# Written problem
Where a line contains the word "Email", copy that line.

* Begin *

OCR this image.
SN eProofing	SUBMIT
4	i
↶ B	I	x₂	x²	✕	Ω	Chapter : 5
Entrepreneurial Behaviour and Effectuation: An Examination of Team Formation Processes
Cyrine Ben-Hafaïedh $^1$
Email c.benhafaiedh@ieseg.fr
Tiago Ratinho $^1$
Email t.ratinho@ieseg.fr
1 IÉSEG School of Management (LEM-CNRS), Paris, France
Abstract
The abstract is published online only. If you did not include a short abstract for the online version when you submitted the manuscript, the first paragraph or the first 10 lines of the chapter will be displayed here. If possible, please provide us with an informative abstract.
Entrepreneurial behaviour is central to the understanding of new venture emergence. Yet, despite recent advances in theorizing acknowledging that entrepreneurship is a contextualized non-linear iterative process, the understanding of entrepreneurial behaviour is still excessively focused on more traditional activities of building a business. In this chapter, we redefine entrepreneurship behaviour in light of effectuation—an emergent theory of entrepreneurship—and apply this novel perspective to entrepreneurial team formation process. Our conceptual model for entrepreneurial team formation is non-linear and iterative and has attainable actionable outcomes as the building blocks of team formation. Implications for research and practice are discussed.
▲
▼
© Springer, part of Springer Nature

* End *

# Exercise result
Email c.benhafaiedh@ieseg.fr
Email t.ratinho@ieseg.fr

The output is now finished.